--- Begin DATASET ENTRIES ---
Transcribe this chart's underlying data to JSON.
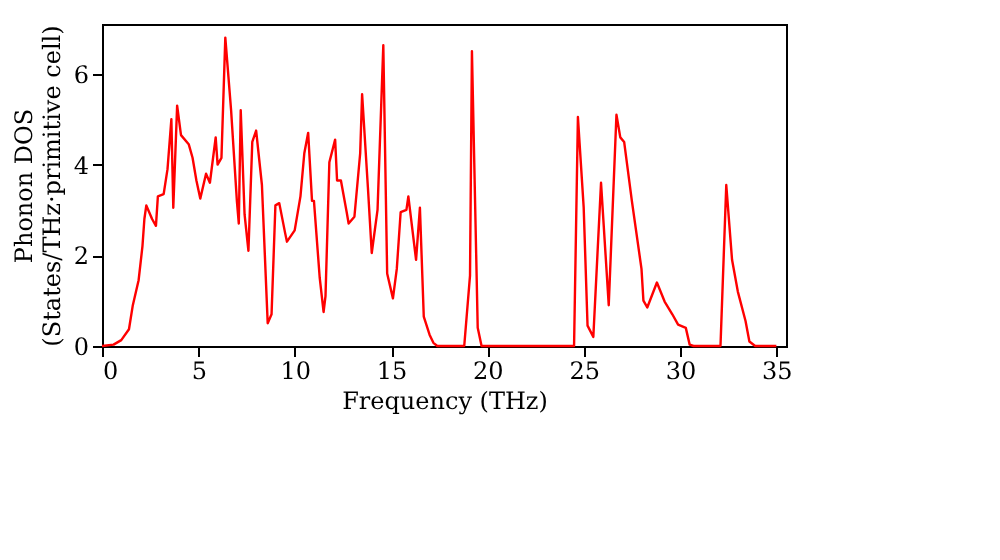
{
  "chart_data": {
    "type": "line",
    "xlabel": "Frequency (THz)",
    "ylabel": "Phonon DOS\n(States/THz·primitive cell)",
    "xlim": [
      0,
      35.5
    ],
    "ylim": [
      0,
      7.1
    ],
    "xticks": [
      0,
      5,
      10,
      15,
      20,
      25,
      30,
      35
    ],
    "yticks": [
      0,
      2,
      4,
      6
    ],
    "grid": false,
    "marker": "none",
    "line_style": "solid",
    "series": [
      {
        "color": "#ff0000",
        "x": [
          0,
          0.6,
          1.0,
          1.4,
          1.6,
          1.9,
          2.1,
          2.2,
          2.3,
          2.6,
          2.8,
          2.9,
          3.2,
          3.4,
          3.6,
          3.7,
          3.9,
          4.1,
          4.5,
          4.7,
          4.9,
          5.1,
          5.4,
          5.6,
          5.9,
          6.0,
          6.2,
          6.4,
          6.7,
          7.0,
          7.1,
          7.2,
          7.4,
          7.6,
          7.8,
          8.0,
          8.3,
          8.6,
          8.8,
          9.0,
          9.2,
          9.5,
          9.6,
          10.0,
          10.3,
          10.5,
          10.7,
          10.9,
          11.0,
          11.3,
          11.5,
          11.6,
          11.8,
          12.1,
          12.2,
          12.4,
          12.7,
          12.8,
          13.1,
          13.4,
          13.5,
          13.8,
          14.0,
          14.3,
          14.6,
          14.8,
          15.1,
          15.3,
          15.5,
          15.8,
          15.9,
          16.3,
          16.5,
          16.7,
          17.0,
          17.2,
          17.4,
          18.8,
          19.1,
          19.2,
          19.5,
          19.7,
          24.5,
          24.7,
          25.0,
          25.2,
          25.5,
          25.9,
          26.3,
          26.7,
          26.9,
          27.1,
          27.5,
          28.0,
          28.1,
          28.3,
          28.8,
          29.2,
          29.6,
          29.9,
          30.3,
          30.5,
          30.7,
          32.1,
          32.4,
          32.7,
          33.0,
          33.4,
          33.6,
          33.9,
          35.0
        ],
        "values": [
          0,
          0.03,
          0.13,
          0.37,
          0.9,
          1.45,
          2.2,
          2.8,
          3.1,
          2.8,
          2.65,
          3.3,
          3.35,
          3.9,
          5.0,
          3.05,
          5.3,
          4.65,
          4.45,
          4.15,
          3.65,
          3.25,
          3.8,
          3.6,
          4.6,
          4.0,
          4.15,
          6.8,
          5.2,
          3.2,
          2.7,
          5.2,
          2.9,
          2.1,
          4.5,
          4.75,
          3.55,
          0.5,
          0.7,
          3.1,
          3.15,
          2.5,
          2.3,
          2.55,
          3.3,
          4.25,
          4.7,
          3.2,
          3.2,
          1.5,
          0.75,
          1.1,
          4.05,
          4.55,
          3.65,
          3.65,
          2.95,
          2.7,
          2.85,
          4.25,
          5.55,
          3.5,
          2.05,
          3.0,
          6.63,
          1.6,
          1.05,
          1.7,
          2.95,
          3.0,
          3.3,
          1.9,
          3.05,
          0.65,
          0.25,
          0.07,
          0,
          0,
          1.55,
          6.5,
          0.4,
          0,
          0,
          5.05,
          3.05,
          0.45,
          0.2,
          3.6,
          0.9,
          5.1,
          4.6,
          4.5,
          3.2,
          1.7,
          1.0,
          0.85,
          1.4,
          0.98,
          0.7,
          0.47,
          0.4,
          0.03,
          0,
          0,
          3.55,
          1.9,
          1.2,
          0.55,
          0.1,
          0,
          0
        ]
      }
    ]
  }
}
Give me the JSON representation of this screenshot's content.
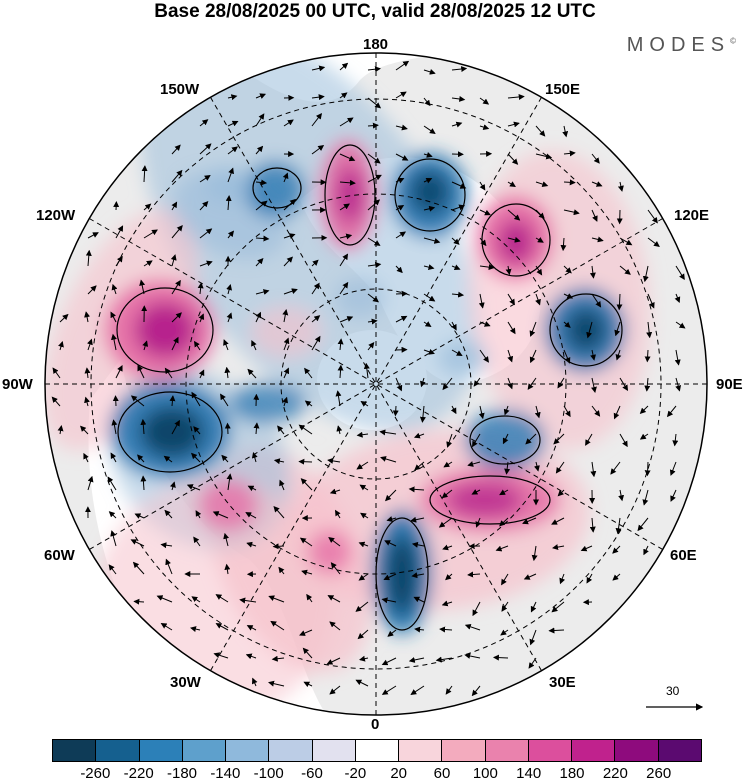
--- End DATASET ENTRIES ---
EXERCISE DESCRIPTION:
Gather all the lines that include the word "JSON" and copy them out.

THE OUTPUT:
Transcribe this chart's underlying data to JSON.
Give me the JSON representation of this screenshot's content.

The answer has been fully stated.